##### INFORMATION GIVEN #####

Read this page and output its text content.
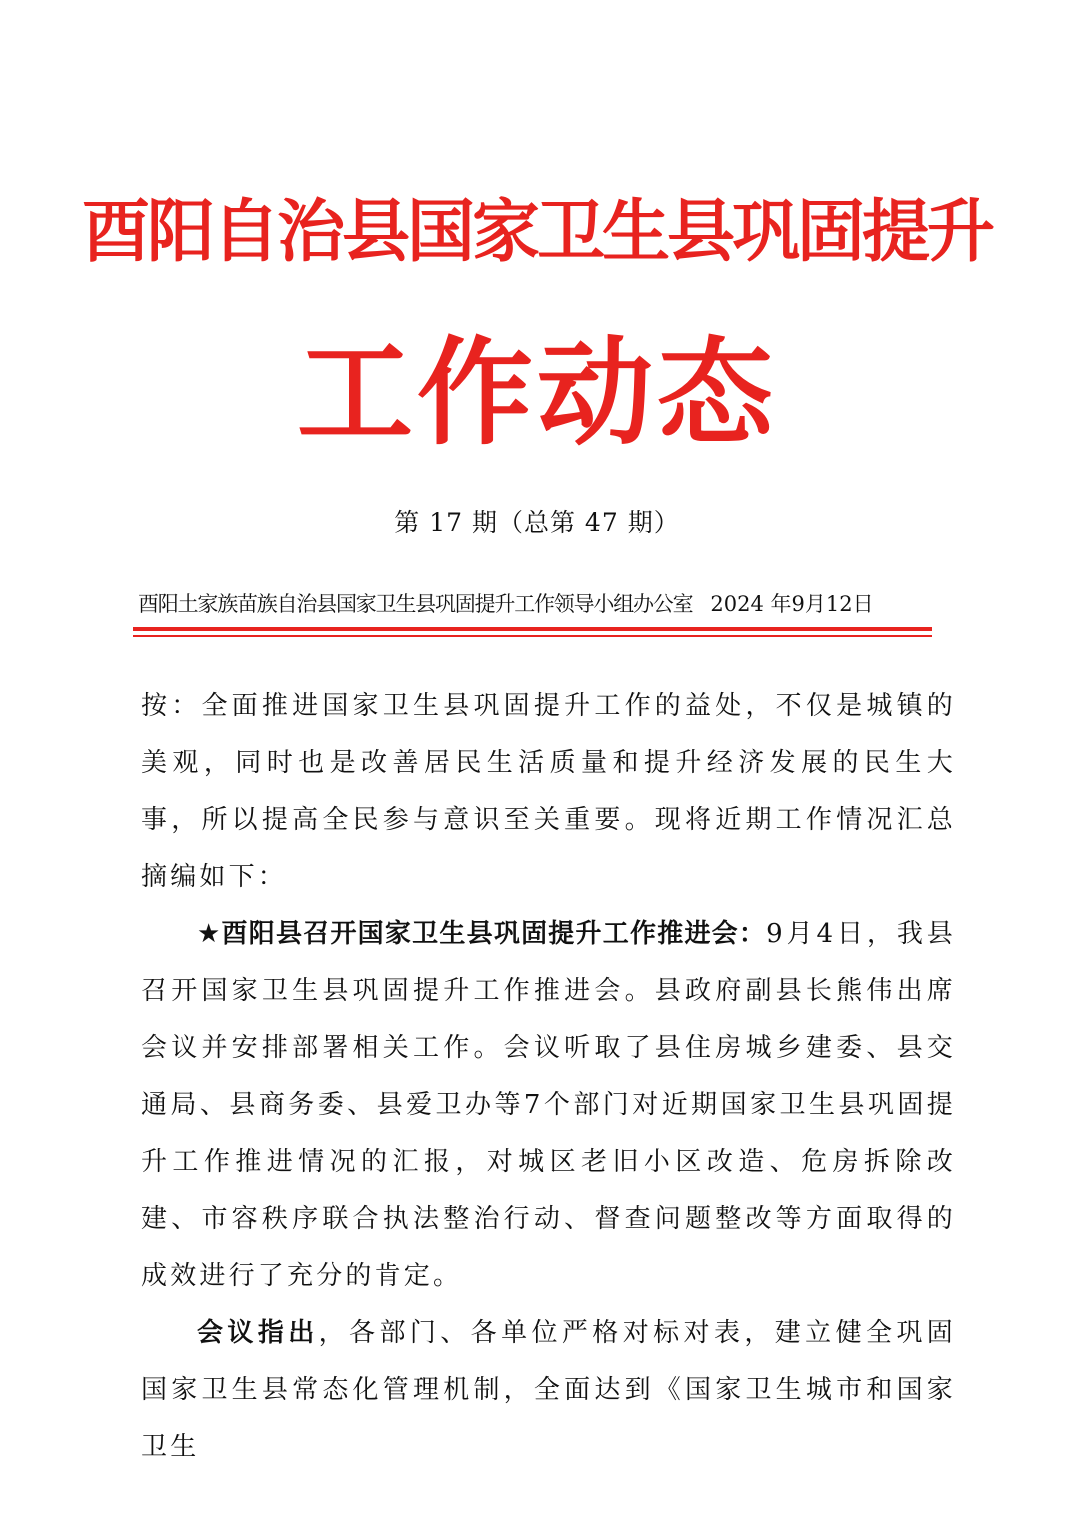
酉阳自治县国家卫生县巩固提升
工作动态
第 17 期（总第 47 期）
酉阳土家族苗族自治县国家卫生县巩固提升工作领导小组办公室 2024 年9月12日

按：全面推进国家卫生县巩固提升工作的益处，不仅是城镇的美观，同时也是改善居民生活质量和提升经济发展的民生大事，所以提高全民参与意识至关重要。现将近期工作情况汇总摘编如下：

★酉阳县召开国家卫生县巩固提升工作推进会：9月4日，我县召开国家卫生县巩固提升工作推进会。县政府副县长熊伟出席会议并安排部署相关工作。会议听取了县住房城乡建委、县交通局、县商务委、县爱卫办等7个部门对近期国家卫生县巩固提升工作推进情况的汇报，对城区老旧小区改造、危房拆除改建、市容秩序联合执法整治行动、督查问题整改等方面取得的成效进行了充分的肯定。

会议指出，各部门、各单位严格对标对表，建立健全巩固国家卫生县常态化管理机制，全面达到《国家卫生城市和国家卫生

#####

> _PROBLEM TO WORK ON_
All of the material above is to be copied exactly, except for its images.

> _SOLVED PROBLEM_
Read this page and output its text content.
酉阳自治县国家卫生县巩固提升
工作动态
第 17 期（总第 47 期）
酉阳土家族苗族自治县国家卫生县巩固提升工作领导小组办公室 2024 年9月12日

按：全面推进国家卫生县巩固提升工作的益处，不仅是城镇的美观，同时也是改善居民生活质量和提升经济发展的民生大事，所以提高全民参与意识至关重要。现将近期工作情况汇总摘编如下：

★酉阳县召开国家卫生县巩固提升工作推进会：9月4日，我县召开国家卫生县巩固提升工作推进会。县政府副县长熊伟出席会议并安排部署相关工作。会议听取了县住房城乡建委、县交通局、县商务委、县爱卫办等7个部门对近期国家卫生县巩固提升工作推进情况的汇报，对城区老旧小区改造、危房拆除改建、市容秩序联合执法整治行动、督查问题整改等方面取得的成效进行了充分的肯定。

会议指出，各部门、各单位严格对标对表，建立健全巩固国家卫生县常态化管理机制，全面达到《国家卫生城市和国家卫生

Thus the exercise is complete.